Extracts from a graphics dataset
+-------+

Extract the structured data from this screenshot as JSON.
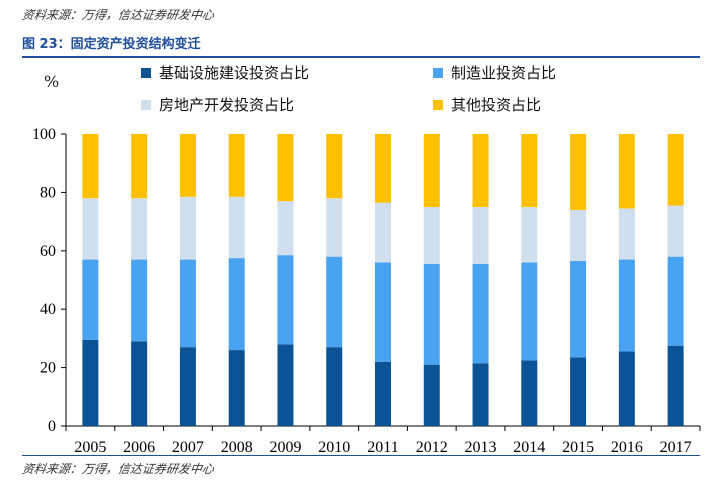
{
  "source_top": "资料来源：万得，信达证券研发中心",
  "figure_title": "图 23：固定资产投资结构变迁",
  "source_bottom": "资料来源：万得，信达证券研发中心",
  "chart_data": {
    "type": "bar",
    "stacked": true,
    "ylabel": "%",
    "ylim": [
      0,
      100
    ],
    "yticks": [
      0,
      20,
      40,
      60,
      80,
      100
    ],
    "categories": [
      "2005",
      "2006",
      "2007",
      "2008",
      "2009",
      "2010",
      "2011",
      "2012",
      "2013",
      "2014",
      "2015",
      "2016",
      "2017"
    ],
    "series": [
      {
        "name": "基础设施建设投资占比",
        "color": "#0b5394",
        "values": [
          29.5,
          29,
          27,
          26,
          28,
          27,
          22,
          21,
          21.5,
          22.5,
          23.5,
          25.5,
          27.5
        ]
      },
      {
        "name": "制造业投资占比",
        "color": "#4aa3f0",
        "values": [
          27.5,
          28,
          30,
          31.5,
          30.5,
          31,
          34,
          34.5,
          34,
          33.5,
          33,
          31.5,
          30.5
        ]
      },
      {
        "name": "房地产开发投资占比",
        "color": "#d0dfee",
        "values": [
          21,
          21,
          21.5,
          21,
          18.5,
          20,
          20.5,
          19.5,
          19.5,
          19,
          17.5,
          17.5,
          17.5
        ]
      },
      {
        "name": "其他投资占比",
        "color": "#ffc000",
        "values": [
          22,
          22,
          21.5,
          21.5,
          23,
          22,
          23.5,
          25,
          25,
          25,
          26,
          25.5,
          24.5
        ]
      }
    ],
    "legend_position": "top",
    "grid": false
  }
}
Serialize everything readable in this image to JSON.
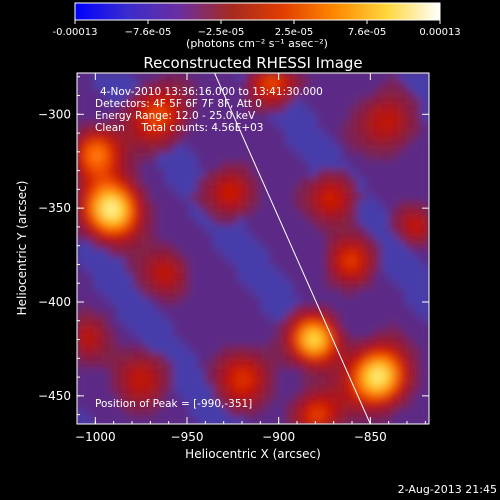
{
  "chart_data": {
    "type": "heatmap",
    "title": "Reconstructed RHESSI Image",
    "colorbar": {
      "tick_labels": [
        "-0.00013",
        "−7.6e-05",
        "−2.5e-05",
        "2.5e-05",
        "7.6e-05",
        "0.00013"
      ],
      "unit_label": "(photons cm⁻² s⁻¹ asec⁻²)",
      "range": [
        -0.00013,
        0.00013
      ],
      "colors": [
        "#0000ff",
        "#3a2ccc",
        "#6a2fa0",
        "#a52a20",
        "#e23e00",
        "#ff8a00",
        "#ffd840",
        "#ffffff"
      ]
    },
    "annotation_lines": [
      "4-Nov-2010 13:36:16.000 to 13:41:30.000",
      "Detectors: 4F 5F 6F 7F 8F, Att 0",
      "Energy Range: 12.0 - 25.0 keV",
      "Clean     Total counts: 4.56E+03"
    ],
    "peak_label": "Position of Peak = [-990,-351]",
    "xlabel": "Heliocentric X (arcsec)",
    "ylabel": "Heliocentric Y (arcsec)",
    "xlim": [
      -1010,
      -818
    ],
    "ylim": [
      -465,
      -278
    ],
    "x_ticks": [
      -1000,
      -950,
      -900,
      -850
    ],
    "y_ticks": [
      -300,
      -350,
      -400,
      -450
    ],
    "x_tick_labels": [
      "−1000",
      "−950",
      "−900",
      "−850"
    ],
    "y_tick_labels": [
      "−300",
      "−350",
      "−400",
      "−450"
    ],
    "limb_line": [
      [
        -935,
        -278
      ],
      [
        -850,
        -465
      ]
    ],
    "sources": [
      {
        "x": -990,
        "y": -351,
        "amp": 1.0,
        "sigma": 12
      },
      {
        "x": -1000,
        "y": -320,
        "amp": 0.75,
        "sigma": 10
      },
      {
        "x": -965,
        "y": -300,
        "amp": 0.6,
        "sigma": 12
      },
      {
        "x": -905,
        "y": -283,
        "amp": 0.6,
        "sigma": 10
      },
      {
        "x": -925,
        "y": -342,
        "amp": 0.55,
        "sigma": 10
      },
      {
        "x": -960,
        "y": -385,
        "amp": 0.45,
        "sigma": 10
      },
      {
        "x": -870,
        "y": -345,
        "amp": 0.55,
        "sigma": 10
      },
      {
        "x": -840,
        "y": -305,
        "amp": 0.5,
        "sigma": 12
      },
      {
        "x": -860,
        "y": -378,
        "amp": 0.5,
        "sigma": 10
      },
      {
        "x": -880,
        "y": -420,
        "amp": 0.9,
        "sigma": 10
      },
      {
        "x": -845,
        "y": -440,
        "amp": 1.0,
        "sigma": 12
      },
      {
        "x": -920,
        "y": -440,
        "amp": 0.5,
        "sigma": 12
      },
      {
        "x": -975,
        "y": -440,
        "amp": 0.4,
        "sigma": 12
      },
      {
        "x": -880,
        "y": -460,
        "amp": 0.6,
        "sigma": 10
      },
      {
        "x": -1005,
        "y": -420,
        "amp": 0.35,
        "sigma": 10
      },
      {
        "x": -825,
        "y": -360,
        "amp": 0.45,
        "sigma": 8
      }
    ],
    "grid": false
  },
  "footer": {
    "timestamp": "2-Aug-2013 21:45"
  }
}
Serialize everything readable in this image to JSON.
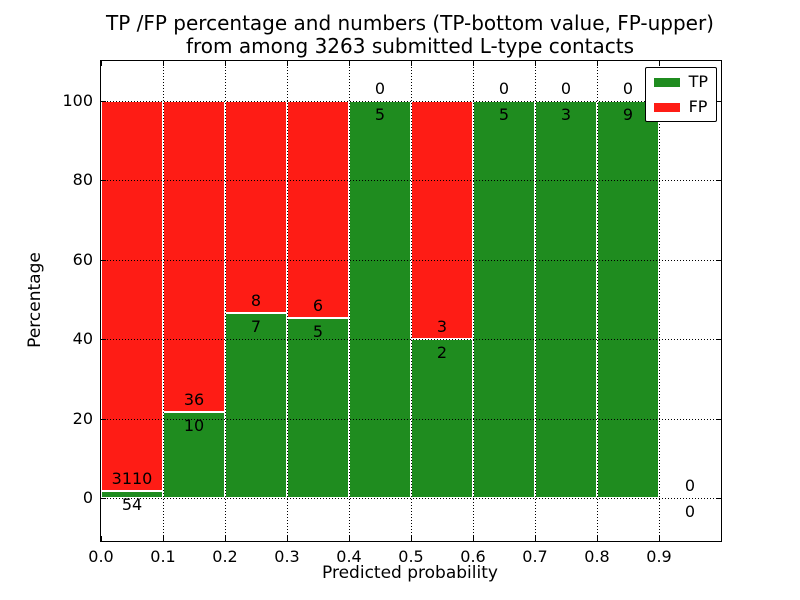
{
  "title_line1": "TP /FP percentage and numbers (TP-bottom value, FP-upper)",
  "title_line2": "from among 3263 submitted L-type contacts",
  "colors": {
    "tp": "#1f8c1f",
    "fp": "#fe1c15",
    "axis": "#000000",
    "background": "#ffffff"
  },
  "chart_data": {
    "type": "bar",
    "stacked": true,
    "title": "TP /FP percentage and numbers (TP-bottom value, FP-upper) from among 3263 submitted L-type contacts",
    "xlabel": "Predicted probability",
    "ylabel": "Percentage",
    "xlim": [
      0.0,
      1.0
    ],
    "ylim": [
      -11,
      111
    ],
    "grid": "dotted black, drawn above bars",
    "x_ticks": [
      "0.0",
      "0.1",
      "0.2",
      "0.3",
      "0.4",
      "0.5",
      "0.6",
      "0.7",
      "0.8",
      "0.9"
    ],
    "y_ticks": [
      0,
      20,
      40,
      60,
      80,
      100
    ],
    "total_contacts": 3263,
    "legend": {
      "position": "upper right",
      "entries": [
        {
          "label": "TP",
          "color": "#1f8c1f"
        },
        {
          "label": "FP",
          "color": "#fe1c15"
        }
      ]
    },
    "bins": [
      {
        "x_range": [
          0.0,
          0.1
        ],
        "tp": 54,
        "fp": 3110,
        "tp_pct": 1.7
      },
      {
        "x_range": [
          0.1,
          0.2
        ],
        "tp": 10,
        "fp": 36,
        "tp_pct": 21.7
      },
      {
        "x_range": [
          0.2,
          0.3
        ],
        "tp": 7,
        "fp": 8,
        "tp_pct": 46.7
      },
      {
        "x_range": [
          0.3,
          0.4
        ],
        "tp": 5,
        "fp": 6,
        "tp_pct": 45.5
      },
      {
        "x_range": [
          0.4,
          0.5
        ],
        "tp": 5,
        "fp": 0,
        "tp_pct": 100
      },
      {
        "x_range": [
          0.5,
          0.6
        ],
        "tp": 2,
        "fp": 3,
        "tp_pct": 40
      },
      {
        "x_range": [
          0.6,
          0.7
        ],
        "tp": 5,
        "fp": 0,
        "tp_pct": 100
      },
      {
        "x_range": [
          0.7,
          0.8
        ],
        "tp": 3,
        "fp": 0,
        "tp_pct": 100
      },
      {
        "x_range": [
          0.8,
          0.9
        ],
        "tp": 9,
        "fp": 0,
        "tp_pct": 100
      },
      {
        "x_range": [
          0.9,
          1.0
        ],
        "tp": 0,
        "fp": 0,
        "tp_pct": null
      }
    ]
  }
}
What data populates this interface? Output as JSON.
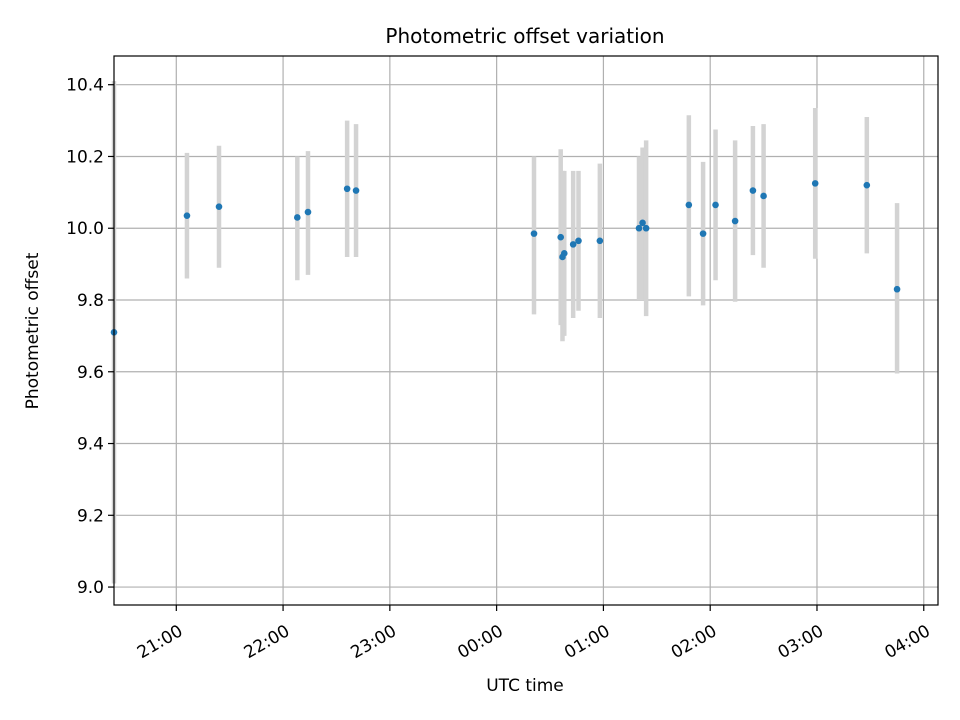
{
  "chart_data": {
    "type": "scatter",
    "title": "Photometric offset variation",
    "xlabel": "UTC time",
    "ylabel": "Photometric offset",
    "grid": true,
    "x_axis": {
      "kind": "time",
      "ticks": [
        "21:00",
        "22:00",
        "23:00",
        "00:00",
        "01:00",
        "02:00",
        "03:00",
        "04:00"
      ],
      "range": [
        "20:25",
        "04:08"
      ]
    },
    "y_axis": {
      "ticks": [
        "9.0",
        "9.2",
        "9.4",
        "9.6",
        "9.8",
        "10.0",
        "10.2",
        "10.4"
      ],
      "ylim": [
        8.95,
        10.48
      ]
    },
    "colors": {
      "point": "#1f77b4",
      "errorbar": "#d3d3d3",
      "grid": "#b0b0b0"
    },
    "points": [
      {
        "x": "20:25",
        "y": 9.71,
        "err_low": 9.01,
        "err_high": 10.41
      },
      {
        "x": "21:06",
        "y": 10.035,
        "err_low": 9.86,
        "err_high": 10.21
      },
      {
        "x": "21:24",
        "y": 10.06,
        "err_low": 9.89,
        "err_high": 10.23
      },
      {
        "x": "22:08",
        "y": 10.03,
        "err_low": 9.855,
        "err_high": 10.2
      },
      {
        "x": "22:14",
        "y": 10.045,
        "err_low": 9.87,
        "err_high": 10.215
      },
      {
        "x": "22:36",
        "y": 10.11,
        "err_low": 9.92,
        "err_high": 10.3
      },
      {
        "x": "22:41",
        "y": 10.105,
        "err_low": 9.92,
        "err_high": 10.29
      },
      {
        "x": "00:21",
        "y": 9.985,
        "err_low": 9.76,
        "err_high": 10.2
      },
      {
        "x": "00:36",
        "y": 9.975,
        "err_low": 9.73,
        "err_high": 10.22
      },
      {
        "x": "00:37",
        "y": 9.92,
        "err_low": 9.685,
        "err_high": 10.16
      },
      {
        "x": "00:38",
        "y": 9.93,
        "err_low": 9.7,
        "err_high": 10.16
      },
      {
        "x": "00:43",
        "y": 9.955,
        "err_low": 9.75,
        "err_high": 10.16
      },
      {
        "x": "00:46",
        "y": 9.965,
        "err_low": 9.77,
        "err_high": 10.16
      },
      {
        "x": "00:58",
        "y": 9.965,
        "err_low": 9.75,
        "err_high": 10.18
      },
      {
        "x": "01:20",
        "y": 10.0,
        "err_low": 9.8,
        "err_high": 10.2
      },
      {
        "x": "01:22",
        "y": 10.015,
        "err_low": 9.8,
        "err_high": 10.225
      },
      {
        "x": "01:24",
        "y": 10.0,
        "err_low": 9.755,
        "err_high": 10.245
      },
      {
        "x": "01:48",
        "y": 10.065,
        "err_low": 9.81,
        "err_high": 10.315
      },
      {
        "x": "01:56",
        "y": 9.985,
        "err_low": 9.785,
        "err_high": 10.185
      },
      {
        "x": "02:03",
        "y": 10.065,
        "err_low": 9.855,
        "err_high": 10.275
      },
      {
        "x": "02:14",
        "y": 10.02,
        "err_low": 9.795,
        "err_high": 10.245
      },
      {
        "x": "02:24",
        "y": 10.105,
        "err_low": 9.925,
        "err_high": 10.285
      },
      {
        "x": "02:30",
        "y": 10.09,
        "err_low": 9.89,
        "err_high": 10.29
      },
      {
        "x": "02:59",
        "y": 10.125,
        "err_low": 9.915,
        "err_high": 10.335
      },
      {
        "x": "03:28",
        "y": 10.12,
        "err_low": 9.93,
        "err_high": 10.31
      },
      {
        "x": "03:45",
        "y": 9.83,
        "err_low": 9.595,
        "err_high": 10.07
      }
    ]
  }
}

+-------+

DIRECTIONS:
Copy each line in the data that holds the word "offset".

EXPECTED ANSWER:
    "title": "Photometric offset variation",
    "ylabel": "Photometric offset",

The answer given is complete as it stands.